→ Stated task
Can you transcribe every record below exactly as it appears?

[Extracted records]
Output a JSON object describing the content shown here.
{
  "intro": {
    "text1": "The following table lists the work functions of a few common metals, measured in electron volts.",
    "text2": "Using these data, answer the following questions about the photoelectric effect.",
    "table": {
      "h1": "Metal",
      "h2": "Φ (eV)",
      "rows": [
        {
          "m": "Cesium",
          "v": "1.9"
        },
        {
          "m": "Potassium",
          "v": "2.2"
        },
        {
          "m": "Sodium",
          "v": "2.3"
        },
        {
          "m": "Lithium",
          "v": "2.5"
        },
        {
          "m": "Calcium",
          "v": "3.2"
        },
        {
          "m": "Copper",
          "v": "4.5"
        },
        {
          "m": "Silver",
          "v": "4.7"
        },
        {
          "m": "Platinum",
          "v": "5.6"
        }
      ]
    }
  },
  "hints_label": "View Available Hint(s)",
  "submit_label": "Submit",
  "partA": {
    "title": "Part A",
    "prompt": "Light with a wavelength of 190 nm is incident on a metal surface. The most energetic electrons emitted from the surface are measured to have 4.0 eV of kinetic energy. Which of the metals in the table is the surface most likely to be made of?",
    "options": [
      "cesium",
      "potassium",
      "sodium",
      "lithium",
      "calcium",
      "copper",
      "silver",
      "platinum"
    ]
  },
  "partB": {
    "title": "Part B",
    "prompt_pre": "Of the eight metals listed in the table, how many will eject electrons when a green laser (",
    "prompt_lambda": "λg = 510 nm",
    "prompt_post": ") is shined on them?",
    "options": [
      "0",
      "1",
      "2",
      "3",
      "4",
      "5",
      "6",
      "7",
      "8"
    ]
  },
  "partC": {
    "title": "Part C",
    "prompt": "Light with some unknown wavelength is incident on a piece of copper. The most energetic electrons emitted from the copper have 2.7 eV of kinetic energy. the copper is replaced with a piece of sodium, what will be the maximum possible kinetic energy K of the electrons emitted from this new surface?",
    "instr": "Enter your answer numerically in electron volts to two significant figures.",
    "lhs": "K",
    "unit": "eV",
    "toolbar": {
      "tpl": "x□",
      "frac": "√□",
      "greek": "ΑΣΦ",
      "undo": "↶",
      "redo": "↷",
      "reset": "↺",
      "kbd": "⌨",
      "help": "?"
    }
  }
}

→ Task output
Output a JSON object describing the content shown here.
{
  "intro": {
    "text1": "The following table lists the work functions of a few common metals, measured in electron volts.",
    "text2": "Using these data, answer the following questions about the photoelectric effect.",
    "table": {
      "h1": "Metal",
      "h2": "Φ (eV)",
      "rows": [
        {
          "m": "Cesium",
          "v": "1.9"
        },
        {
          "m": "Potassium",
          "v": "2.2"
        },
        {
          "m": "Sodium",
          "v": "2.3"
        },
        {
          "m": "Lithium",
          "v": "2.5"
        },
        {
          "m": "Calcium",
          "v": "3.2"
        },
        {
          "m": "Copper",
          "v": "4.5"
        },
        {
          "m": "Silver",
          "v": "4.7"
        },
        {
          "m": "Platinum",
          "v": "5.6"
        }
      ]
    }
  },
  "hints_label": "View Available Hint(s)",
  "submit_label": "Submit",
  "partA": {
    "title": "Part A",
    "prompt": "Light with a wavelength of 190 nm is incident on a metal surface. The most energetic electrons emitted from the surface are measured to have 4.0 eV of kinetic energy. Which of the metals in the table is the surface most likely to be made of?",
    "options": [
      "cesium",
      "potassium",
      "sodium",
      "lithium",
      "calcium",
      "copper",
      "silver",
      "platinum"
    ]
  },
  "partB": {
    "title": "Part B",
    "prompt_pre": "Of the eight metals listed in the table, how many will eject electrons when a green laser (",
    "prompt_lambda": "λg = 510 nm",
    "prompt_post": ") is shined on them?",
    "options": [
      "0",
      "1",
      "2",
      "3",
      "4",
      "5",
      "6",
      "7",
      "8"
    ]
  },
  "partC": {
    "title": "Part C",
    "prompt": "Light with some unknown wavelength is incident on a piece of copper. The most energetic electrons emitted from the copper have 2.7 eV of kinetic energy. the copper is replaced with a piece of sodium, what will be the maximum possible kinetic energy K of the electrons emitted from this new surface?",
    "instr": "Enter your answer numerically in electron volts to two significant figures.",
    "lhs": "K",
    "unit": "eV",
    "toolbar": {
      "tpl": "x□",
      "frac": "√□",
      "greek": "ΑΣΦ",
      "undo": "↶",
      "redo": "↷",
      "reset": "↺",
      "kbd": "⌨",
      "help": "?"
    }
  }
}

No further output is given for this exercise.